── Data provided ──

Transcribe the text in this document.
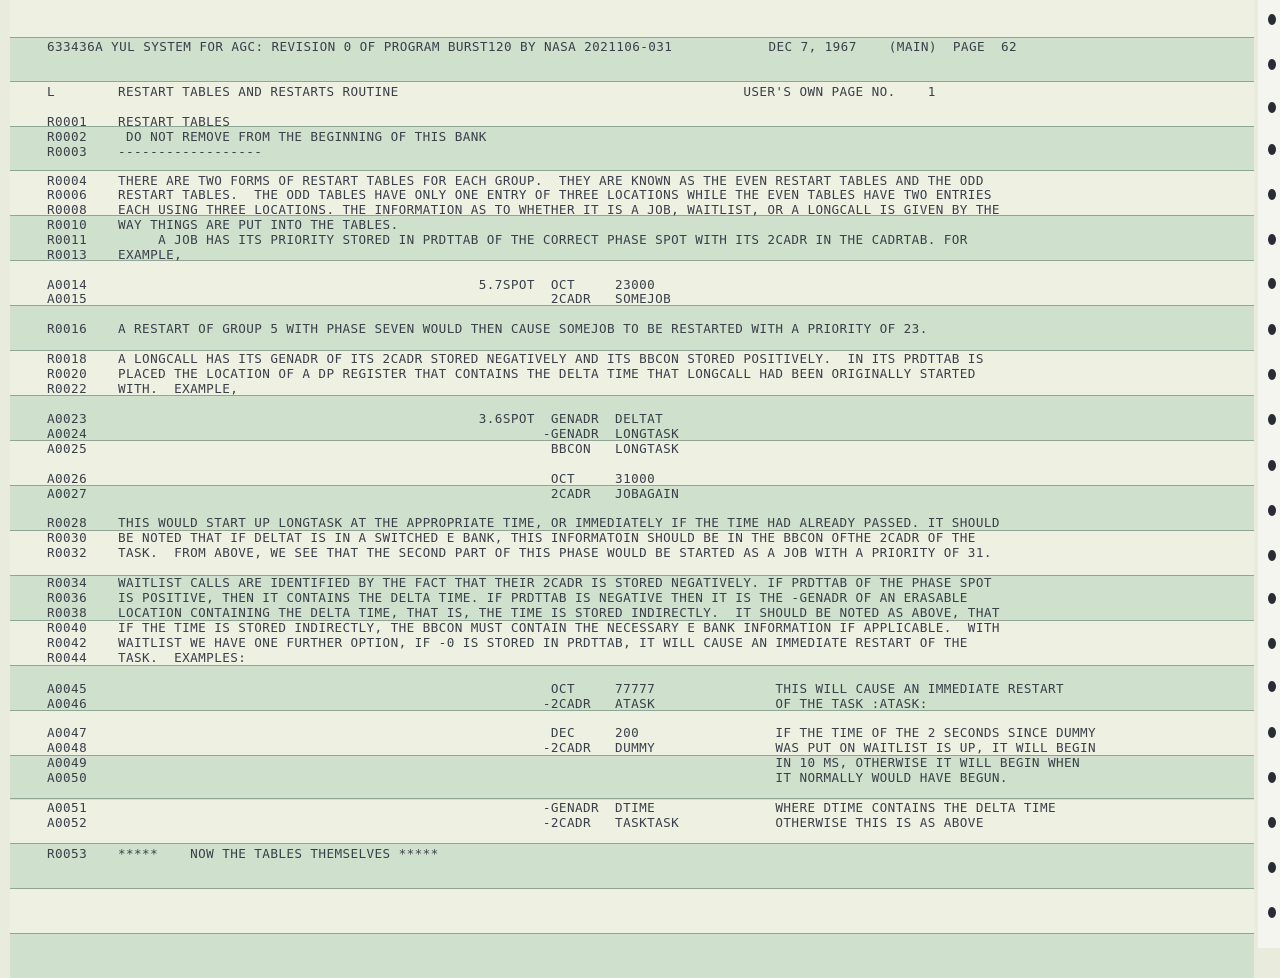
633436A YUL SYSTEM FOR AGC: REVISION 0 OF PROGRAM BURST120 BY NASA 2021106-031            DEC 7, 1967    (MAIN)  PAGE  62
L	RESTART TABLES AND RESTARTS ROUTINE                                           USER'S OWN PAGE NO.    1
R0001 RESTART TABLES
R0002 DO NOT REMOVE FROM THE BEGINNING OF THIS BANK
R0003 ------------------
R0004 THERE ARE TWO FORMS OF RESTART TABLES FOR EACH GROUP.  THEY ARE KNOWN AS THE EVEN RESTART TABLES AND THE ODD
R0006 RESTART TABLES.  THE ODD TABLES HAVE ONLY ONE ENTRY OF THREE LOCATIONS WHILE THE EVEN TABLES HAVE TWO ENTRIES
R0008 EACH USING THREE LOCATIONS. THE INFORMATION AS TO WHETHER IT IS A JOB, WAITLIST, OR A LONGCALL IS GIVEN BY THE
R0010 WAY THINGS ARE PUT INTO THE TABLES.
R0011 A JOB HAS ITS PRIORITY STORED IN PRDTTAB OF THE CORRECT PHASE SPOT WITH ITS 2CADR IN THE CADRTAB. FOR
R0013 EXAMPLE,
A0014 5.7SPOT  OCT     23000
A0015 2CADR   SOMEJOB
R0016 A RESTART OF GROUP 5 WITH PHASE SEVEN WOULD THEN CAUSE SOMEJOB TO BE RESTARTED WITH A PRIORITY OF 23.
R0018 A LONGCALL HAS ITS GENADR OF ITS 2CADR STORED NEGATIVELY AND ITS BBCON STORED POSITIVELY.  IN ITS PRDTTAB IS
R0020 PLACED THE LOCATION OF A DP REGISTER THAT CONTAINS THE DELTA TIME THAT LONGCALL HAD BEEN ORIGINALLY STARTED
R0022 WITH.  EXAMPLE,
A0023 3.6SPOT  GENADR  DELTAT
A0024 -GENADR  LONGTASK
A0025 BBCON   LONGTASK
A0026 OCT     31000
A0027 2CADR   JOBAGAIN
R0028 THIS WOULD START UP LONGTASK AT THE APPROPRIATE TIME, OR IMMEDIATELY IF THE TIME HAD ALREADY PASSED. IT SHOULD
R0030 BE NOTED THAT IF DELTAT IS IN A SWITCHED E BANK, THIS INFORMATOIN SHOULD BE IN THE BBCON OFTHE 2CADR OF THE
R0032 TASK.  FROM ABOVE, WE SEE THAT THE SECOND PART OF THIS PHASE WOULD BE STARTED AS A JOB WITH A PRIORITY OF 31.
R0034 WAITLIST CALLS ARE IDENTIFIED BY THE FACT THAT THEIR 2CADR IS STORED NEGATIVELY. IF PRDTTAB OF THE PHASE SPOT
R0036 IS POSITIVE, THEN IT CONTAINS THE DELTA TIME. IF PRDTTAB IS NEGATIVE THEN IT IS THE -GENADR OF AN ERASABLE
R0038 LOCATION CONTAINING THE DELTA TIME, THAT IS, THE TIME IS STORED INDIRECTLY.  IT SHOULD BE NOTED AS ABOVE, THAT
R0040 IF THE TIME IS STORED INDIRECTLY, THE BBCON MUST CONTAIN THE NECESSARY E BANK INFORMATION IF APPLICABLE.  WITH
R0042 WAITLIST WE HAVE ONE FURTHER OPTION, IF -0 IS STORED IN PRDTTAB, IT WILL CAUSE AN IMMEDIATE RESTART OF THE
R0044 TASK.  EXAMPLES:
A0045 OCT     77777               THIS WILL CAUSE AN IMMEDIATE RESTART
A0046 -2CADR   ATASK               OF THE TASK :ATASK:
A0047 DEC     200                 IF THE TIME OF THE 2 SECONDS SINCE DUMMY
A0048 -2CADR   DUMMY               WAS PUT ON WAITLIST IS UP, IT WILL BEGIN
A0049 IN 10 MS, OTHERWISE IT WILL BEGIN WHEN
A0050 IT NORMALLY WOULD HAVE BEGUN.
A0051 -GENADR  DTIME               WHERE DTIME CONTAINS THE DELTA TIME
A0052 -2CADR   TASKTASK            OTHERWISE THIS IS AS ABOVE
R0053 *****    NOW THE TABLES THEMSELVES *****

───
── Data provided ──

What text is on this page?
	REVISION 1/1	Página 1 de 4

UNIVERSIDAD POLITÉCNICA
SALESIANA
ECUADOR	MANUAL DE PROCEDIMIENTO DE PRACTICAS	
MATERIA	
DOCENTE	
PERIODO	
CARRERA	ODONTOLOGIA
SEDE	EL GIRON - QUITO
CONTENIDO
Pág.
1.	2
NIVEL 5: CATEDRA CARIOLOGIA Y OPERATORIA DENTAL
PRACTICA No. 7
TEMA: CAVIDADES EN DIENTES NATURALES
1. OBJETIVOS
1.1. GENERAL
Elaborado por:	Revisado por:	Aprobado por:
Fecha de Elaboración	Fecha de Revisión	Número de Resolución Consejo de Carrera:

───

* _The task_
Search the entries for the word "GROUP" and gather every line where it appears.

* _Final answer_
R0004 THERE ARE TWO FORMS OF RESTART TABLES FOR EACH GROUP.  THEY ARE KNOWN AS THE EVEN RESTART TABLES AND THE ODD
R0016 A RESTART OF GROUP 5 WITH PHASE SEVEN WOULD THEN CAUSE SOMEJOB TO BE RESTARTED WITH A PRIORITY OF 23.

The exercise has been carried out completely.